Your instructions: Can you output the records below exactly as they are written?

Supplied material:

--- start ---

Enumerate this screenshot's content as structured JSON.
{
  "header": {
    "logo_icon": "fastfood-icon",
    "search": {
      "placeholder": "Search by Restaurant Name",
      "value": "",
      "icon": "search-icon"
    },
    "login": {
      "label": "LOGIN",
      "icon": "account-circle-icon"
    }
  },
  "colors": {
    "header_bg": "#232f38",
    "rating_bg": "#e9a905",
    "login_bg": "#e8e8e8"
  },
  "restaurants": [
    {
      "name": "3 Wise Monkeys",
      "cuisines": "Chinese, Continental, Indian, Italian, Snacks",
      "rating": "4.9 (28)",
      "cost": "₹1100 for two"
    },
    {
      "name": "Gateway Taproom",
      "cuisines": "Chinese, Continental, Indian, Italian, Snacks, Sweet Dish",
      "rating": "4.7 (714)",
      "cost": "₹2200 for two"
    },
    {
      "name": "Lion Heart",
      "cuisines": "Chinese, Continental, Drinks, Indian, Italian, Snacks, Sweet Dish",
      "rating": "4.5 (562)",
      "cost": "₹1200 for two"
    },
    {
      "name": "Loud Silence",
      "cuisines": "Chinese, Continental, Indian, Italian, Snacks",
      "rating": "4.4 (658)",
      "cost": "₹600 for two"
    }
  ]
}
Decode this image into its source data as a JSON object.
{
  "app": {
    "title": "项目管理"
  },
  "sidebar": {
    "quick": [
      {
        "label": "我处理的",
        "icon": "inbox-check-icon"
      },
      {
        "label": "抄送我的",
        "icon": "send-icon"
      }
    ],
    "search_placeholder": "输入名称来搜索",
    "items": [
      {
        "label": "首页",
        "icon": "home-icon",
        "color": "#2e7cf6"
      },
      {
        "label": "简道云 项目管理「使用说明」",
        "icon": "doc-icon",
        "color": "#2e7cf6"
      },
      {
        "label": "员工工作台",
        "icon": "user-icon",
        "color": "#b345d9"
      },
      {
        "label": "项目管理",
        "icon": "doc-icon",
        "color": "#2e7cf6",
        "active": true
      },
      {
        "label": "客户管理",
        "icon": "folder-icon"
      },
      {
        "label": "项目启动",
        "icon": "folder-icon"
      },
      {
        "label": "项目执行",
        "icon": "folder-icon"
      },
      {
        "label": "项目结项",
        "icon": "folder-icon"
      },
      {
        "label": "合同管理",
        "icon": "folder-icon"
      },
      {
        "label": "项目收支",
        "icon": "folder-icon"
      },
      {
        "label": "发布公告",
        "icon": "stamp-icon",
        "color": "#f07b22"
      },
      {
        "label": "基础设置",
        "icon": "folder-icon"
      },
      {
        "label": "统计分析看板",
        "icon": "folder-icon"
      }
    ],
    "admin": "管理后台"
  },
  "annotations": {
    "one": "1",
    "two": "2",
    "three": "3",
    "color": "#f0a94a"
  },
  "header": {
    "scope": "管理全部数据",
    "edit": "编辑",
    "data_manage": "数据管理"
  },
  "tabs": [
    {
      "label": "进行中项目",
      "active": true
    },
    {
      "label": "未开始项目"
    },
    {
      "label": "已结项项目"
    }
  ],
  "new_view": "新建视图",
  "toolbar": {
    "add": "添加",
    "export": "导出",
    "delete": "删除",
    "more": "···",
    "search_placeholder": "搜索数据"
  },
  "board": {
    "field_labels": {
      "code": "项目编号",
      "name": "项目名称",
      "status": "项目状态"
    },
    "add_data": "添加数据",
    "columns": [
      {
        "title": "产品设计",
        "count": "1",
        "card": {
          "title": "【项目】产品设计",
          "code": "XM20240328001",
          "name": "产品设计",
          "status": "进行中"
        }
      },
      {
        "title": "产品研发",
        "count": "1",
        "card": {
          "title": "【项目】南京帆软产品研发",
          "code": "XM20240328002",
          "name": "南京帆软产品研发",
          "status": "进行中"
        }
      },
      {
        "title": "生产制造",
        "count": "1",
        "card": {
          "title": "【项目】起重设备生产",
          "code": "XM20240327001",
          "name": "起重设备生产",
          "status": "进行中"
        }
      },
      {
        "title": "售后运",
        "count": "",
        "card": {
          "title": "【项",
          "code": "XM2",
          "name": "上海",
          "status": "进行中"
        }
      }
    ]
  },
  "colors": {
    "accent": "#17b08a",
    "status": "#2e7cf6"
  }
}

--- end ---

Expected answer:
Enumerate this screenshot's content as structured JSON.
{
  "header": {
    "logo_icon": "fastfood-icon",
    "search": {
      "placeholder": "Search by Restaurant Name",
      "value": "",
      "icon": "search-icon"
    },
    "login": {
      "label": "LOGIN",
      "icon": "account-circle-icon"
    }
  },
  "colors": {
    "header_bg": "#232f38",
    "rating_bg": "#e9a905",
    "login_bg": "#e8e8e8"
  },
  "restaurants": [
    {
      "name": "3 Wise Monkeys",
      "cuisines": "Chinese, Continental, Indian, Italian, Snacks",
      "rating": "4.9 (28)",
      "cost": "₹1100 for two"
    },
    {
      "name": "Gateway Taproom",
      "cuisines": "Chinese, Continental, Indian, Italian, Snacks, Sweet Dish",
      "rating": "4.7 (714)",
      "cost": "₹2200 for two"
    },
    {
      "name": "Lion Heart",
      "cuisines": "Chinese, Continental, Drinks, Indian, Italian, Snacks, Sweet Dish",
      "rating": "4.5 (562)",
      "cost": "₹1200 for two"
    },
    {
      "name": "Loud Silence",
      "cuisines": "Chinese, Continental, Indian, Italian, Snacks",
      "rating": "4.4 (658)",
      "cost": "₹600 for two"
    }
  ]
}
Decode this image into its source data as a JSON object.
{
  "app": {
    "title": "项目管理"
  },
  "sidebar": {
    "quick": [
      {
        "label": "我处理的",
        "icon": "inbox-check-icon"
      },
      {
        "label": "抄送我的",
        "icon": "send-icon"
      }
    ],
    "search_placeholder": "输入名称来搜索",
    "items": [
      {
        "label": "首页",
        "icon": "home-icon",
        "color": "#2e7cf6"
      },
      {
        "label": "简道云 项目管理「使用说明」",
        "icon": "doc-icon",
        "color": "#2e7cf6"
      },
      {
        "label": "员工工作台",
        "icon": "user-icon",
        "color": "#b345d9"
      },
      {
        "label": "项目管理",
        "icon": "doc-icon",
        "color": "#2e7cf6",
        "active": true
      },
      {
        "label": "客户管理",
        "icon": "folder-icon"
      },
      {
        "label": "项目启动",
        "icon": "folder-icon"
      },
      {
        "label": "项目执行",
        "icon": "folder-icon"
      },
      {
        "label": "项目结项",
        "icon": "folder-icon"
      },
      {
        "label": "合同管理",
        "icon": "folder-icon"
      },
      {
        "label": "项目收支",
        "icon": "folder-icon"
      },
      {
        "label": "发布公告",
        "icon": "stamp-icon",
        "color": "#f07b22"
      },
      {
        "label": "基础设置",
        "icon": "folder-icon"
      },
      {
        "label": "统计分析看板",
        "icon": "folder-icon"
      }
    ],
    "admin": "管理后台"
  },
  "annotations": {
    "one": "1",
    "two": "2",
    "three": "3",
    "color": "#f0a94a"
  },
  "header": {
    "scope": "管理全部数据",
    "edit": "编辑",
    "data_manage": "数据管理"
  },
  "tabs": [
    {
      "label": "进行中项目",
      "active": true
    },
    {
      "label": "未开始项目"
    },
    {
      "label": "已结项项目"
    }
  ],
  "new_view": "新建视图",
  "toolbar": {
    "add": "添加",
    "export": "导出",
    "delete": "删除",
    "more": "···",
    "search_placeholder": "搜索数据"
  },
  "board": {
    "field_labels": {
      "code": "项目编号",
      "name": "项目名称",
      "status": "项目状态"
    },
    "add_data": "添加数据",
    "columns": [
      {
        "title": "产品设计",
        "count": "1",
        "card": {
          "title": "【项目】产品设计",
          "code": "XM20240328001",
          "name": "产品设计",
          "status": "进行中"
        }
      },
      {
        "title": "产品研发",
        "count": "1",
        "card": {
          "title": "【项目】南京帆软产品研发",
          "code": "XM20240328002",
          "name": "南京帆软产品研发",
          "status": "进行中"
        }
      },
      {
        "title": "生产制造",
        "count": "1",
        "card": {
          "title": "【项目】起重设备生产",
          "code": "XM20240327001",
          "name": "起重设备生产",
          "status": "进行中"
        }
      },
      {
        "title": "售后运",
        "count": "",
        "card": {
          "title": "【项",
          "code": "XM2",
          "name": "上海",
          "status": "进行中"
        }
      }
    ]
  },
  "colors": {
    "accent": "#17b08a",
    "status": "#2e7cf6"
  }
}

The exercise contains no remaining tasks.